**Direction**
Can you output the records below exactly as they are written?

**Records from a data source**
────────────────────────────────────────

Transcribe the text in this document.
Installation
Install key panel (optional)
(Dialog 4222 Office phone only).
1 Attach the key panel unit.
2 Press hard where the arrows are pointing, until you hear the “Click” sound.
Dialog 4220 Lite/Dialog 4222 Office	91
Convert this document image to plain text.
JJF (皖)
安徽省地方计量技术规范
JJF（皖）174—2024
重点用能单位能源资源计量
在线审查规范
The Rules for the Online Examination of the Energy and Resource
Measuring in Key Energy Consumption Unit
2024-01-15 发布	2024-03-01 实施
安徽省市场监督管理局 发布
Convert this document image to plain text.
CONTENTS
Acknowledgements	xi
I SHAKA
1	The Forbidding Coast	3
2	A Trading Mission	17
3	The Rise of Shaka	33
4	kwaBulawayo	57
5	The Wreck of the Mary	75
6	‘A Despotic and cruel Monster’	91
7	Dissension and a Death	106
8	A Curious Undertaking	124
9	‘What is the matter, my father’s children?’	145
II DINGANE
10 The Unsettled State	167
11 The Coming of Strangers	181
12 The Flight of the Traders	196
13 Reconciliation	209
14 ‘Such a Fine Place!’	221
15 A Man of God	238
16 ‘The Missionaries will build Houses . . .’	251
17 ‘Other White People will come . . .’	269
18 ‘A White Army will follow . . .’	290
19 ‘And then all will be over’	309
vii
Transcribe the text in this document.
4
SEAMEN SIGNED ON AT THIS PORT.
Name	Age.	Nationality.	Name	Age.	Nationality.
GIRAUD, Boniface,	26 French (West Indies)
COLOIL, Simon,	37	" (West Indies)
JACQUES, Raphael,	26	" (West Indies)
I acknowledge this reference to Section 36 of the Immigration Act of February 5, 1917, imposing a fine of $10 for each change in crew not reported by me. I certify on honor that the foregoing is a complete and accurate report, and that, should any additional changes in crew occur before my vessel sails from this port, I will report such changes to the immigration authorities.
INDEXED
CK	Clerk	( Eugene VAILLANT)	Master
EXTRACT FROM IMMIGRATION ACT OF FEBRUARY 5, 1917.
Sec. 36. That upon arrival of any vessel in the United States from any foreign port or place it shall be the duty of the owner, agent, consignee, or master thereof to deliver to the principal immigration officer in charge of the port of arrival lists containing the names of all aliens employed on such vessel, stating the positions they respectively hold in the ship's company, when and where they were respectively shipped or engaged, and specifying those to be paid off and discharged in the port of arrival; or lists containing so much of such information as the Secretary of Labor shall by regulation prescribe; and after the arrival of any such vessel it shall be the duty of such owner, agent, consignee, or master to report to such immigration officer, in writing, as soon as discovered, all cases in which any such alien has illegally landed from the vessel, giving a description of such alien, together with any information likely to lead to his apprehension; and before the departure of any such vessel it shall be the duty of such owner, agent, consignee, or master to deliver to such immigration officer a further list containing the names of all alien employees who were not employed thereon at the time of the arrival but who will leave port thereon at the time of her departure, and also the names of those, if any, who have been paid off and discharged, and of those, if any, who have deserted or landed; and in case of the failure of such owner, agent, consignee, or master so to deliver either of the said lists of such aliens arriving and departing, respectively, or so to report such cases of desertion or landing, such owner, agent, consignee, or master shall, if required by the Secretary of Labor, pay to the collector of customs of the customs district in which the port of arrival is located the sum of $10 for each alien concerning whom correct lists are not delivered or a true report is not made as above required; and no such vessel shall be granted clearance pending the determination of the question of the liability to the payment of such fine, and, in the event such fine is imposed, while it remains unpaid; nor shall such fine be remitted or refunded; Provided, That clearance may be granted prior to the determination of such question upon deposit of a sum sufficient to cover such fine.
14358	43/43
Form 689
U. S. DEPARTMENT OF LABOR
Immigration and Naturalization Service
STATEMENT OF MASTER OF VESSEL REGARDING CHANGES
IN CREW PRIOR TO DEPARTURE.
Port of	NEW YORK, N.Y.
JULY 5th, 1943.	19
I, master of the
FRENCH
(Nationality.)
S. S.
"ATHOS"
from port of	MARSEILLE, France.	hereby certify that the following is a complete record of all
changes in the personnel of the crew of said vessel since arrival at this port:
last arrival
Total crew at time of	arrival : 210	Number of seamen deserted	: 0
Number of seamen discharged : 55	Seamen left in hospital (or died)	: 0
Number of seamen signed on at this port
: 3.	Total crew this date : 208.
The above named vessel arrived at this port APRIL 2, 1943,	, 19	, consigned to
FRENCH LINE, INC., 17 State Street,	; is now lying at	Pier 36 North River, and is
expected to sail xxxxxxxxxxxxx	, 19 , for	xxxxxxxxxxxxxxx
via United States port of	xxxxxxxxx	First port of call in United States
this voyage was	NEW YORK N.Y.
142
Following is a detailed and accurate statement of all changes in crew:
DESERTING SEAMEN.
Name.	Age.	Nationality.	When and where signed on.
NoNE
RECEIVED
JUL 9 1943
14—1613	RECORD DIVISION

────────────────────────────────────────

**Full response**
Transcribe the text in this document.
Installation
Install key panel (optional)
(Dialog 4222 Office phone only).
1 Attach the key panel unit.
2 Press hard where the arrows are pointing, until you hear the “Click” sound.
Dialog 4220 Lite/Dialog 4222 Office	91
Convert this document image to plain text.
JJF (皖)
安徽省地方计量技术规范
JJF（皖）174—2024
重点用能单位能源资源计量
在线审查规范
The Rules for the Online Examination of the Energy and Resource
Measuring in Key Energy Consumption Unit
2024-01-15 发布	2024-03-01 实施
安徽省市场监督管理局 发布
Convert this document image to plain text.
CONTENTS
Acknowledgements	xi
I SHAKA
1	The Forbidding Coast	3
2	A Trading Mission	17
3	The Rise of Shaka	33
4	kwaBulawayo	57
5	The Wreck of the Mary	75
6	‘A Despotic and cruel Monster’	91
7	Dissension and a Death	106
8	A Curious Undertaking	124
9	‘What is the matter, my father’s children?’	145
II DINGANE
10 The Unsettled State	167
11 The Coming of Strangers	181
12 The Flight of the Traders	196
13 Reconciliation	209
14 ‘Such a Fine Place!’	221
15 A Man of God	238
16 ‘The Missionaries will build Houses . . .’	251
17 ‘Other White People will come . . .’	269
18 ‘A White Army will follow . . .’	290
19 ‘And then all will be over’	309
vii
Transcribe the text in this document.
4
SEAMEN SIGNED ON AT THIS PORT.
Name	Age.	Nationality.	Name	Age.	Nationality.
GIRAUD, Boniface,	26 French (West Indies)
COLOIL, Simon,	37	" (West Indies)
JACQUES, Raphael,	26	" (West Indies)
I acknowledge this reference to Section 36 of the Immigration Act of February 5, 1917, imposing a fine of $10 for each change in crew not reported by me. I certify on honor that the foregoing is a complete and accurate report, and that, should any additional changes in crew occur before my vessel sails from this port, I will report such changes to the immigration authorities.
INDEXED
CK	Clerk	( Eugene VAILLANT)	Master
EXTRACT FROM IMMIGRATION ACT OF FEBRUARY 5, 1917.
Sec. 36. That upon arrival of any vessel in the United States from any foreign port or place it shall be the duty of the owner, agent, consignee, or master thereof to deliver to the principal immigration officer in charge of the port of arrival lists containing the names of all aliens employed on such vessel, stating the positions they respectively hold in the ship's company, when and where they were respectively shipped or engaged, and specifying those to be paid off and discharged in the port of arrival; or lists containing so much of such information as the Secretary of Labor shall by regulation prescribe; and after the arrival of any such vessel it shall be the duty of such owner, agent, consignee, or master to report to such immigration officer, in writing, as soon as discovered, all cases in which any such alien has illegally landed from the vessel, giving a description of such alien, together with any information likely to lead to his apprehension; and before the departure of any such vessel it shall be the duty of such owner, agent, consignee, or master to deliver to such immigration officer a further list containing the names of all alien employees who were not employed thereon at the time of the arrival but who will leave port thereon at the time of her departure, and also the names of those, if any, who have been paid off and discharged, and of those, if any, who have deserted or landed; and in case of the failure of such owner, agent, consignee, or master so to deliver either of the said lists of such aliens arriving and departing, respectively, or so to report such cases of desertion or landing, such owner, agent, consignee, or master shall, if required by the Secretary of Labor, pay to the collector of customs of the customs district in which the port of arrival is located the sum of $10 for each alien concerning whom correct lists are not delivered or a true report is not made as above required; and no such vessel shall be granted clearance pending the determination of the question of the liability to the payment of such fine, and, in the event such fine is imposed, while it remains unpaid; nor shall such fine be remitted or refunded; Provided, That clearance may be granted prior to the determination of such question upon deposit of a sum sufficient to cover such fine.
14358	43/43
Form 689
U. S. DEPARTMENT OF LABOR
Immigration and Naturalization Service
STATEMENT OF MASTER OF VESSEL REGARDING CHANGES
IN CREW PRIOR TO DEPARTURE.
Port of	NEW YORK, N.Y.
JULY 5th, 1943.	19
I, master of the
FRENCH
(Nationality.)
S. S.
"ATHOS"
from port of	MARSEILLE, France.	hereby certify that the following is a complete record of all
changes in the personnel of the crew of said vessel since arrival at this port:
last arrival
Total crew at time of	arrival : 210	Number of seamen deserted	: 0
Number of seamen discharged : 55	Seamen left in hospital (or died)	: 0
Number of seamen signed on at this port
: 3.	Total crew this date : 208.
The above named vessel arrived at this port APRIL 2, 1943,	, 19	, consigned to
FRENCH LINE, INC., 17 State Street,	; is now lying at	Pier 36 North River, and is
expected to sail xxxxxxxxxxxxx	, 19 , for	xxxxxxxxxxxxxxx
via United States port of	xxxxxxxxx	First port of call in United States
this voyage was	NEW YORK N.Y.
142
Following is a detailed and accurate statement of all changes in crew:
DESERTING SEAMEN.
Name.	Age.	Nationality.	When and where signed on.
NoNE
RECEIVED
JUL 9 1943
14—1613	RECORD DIVISION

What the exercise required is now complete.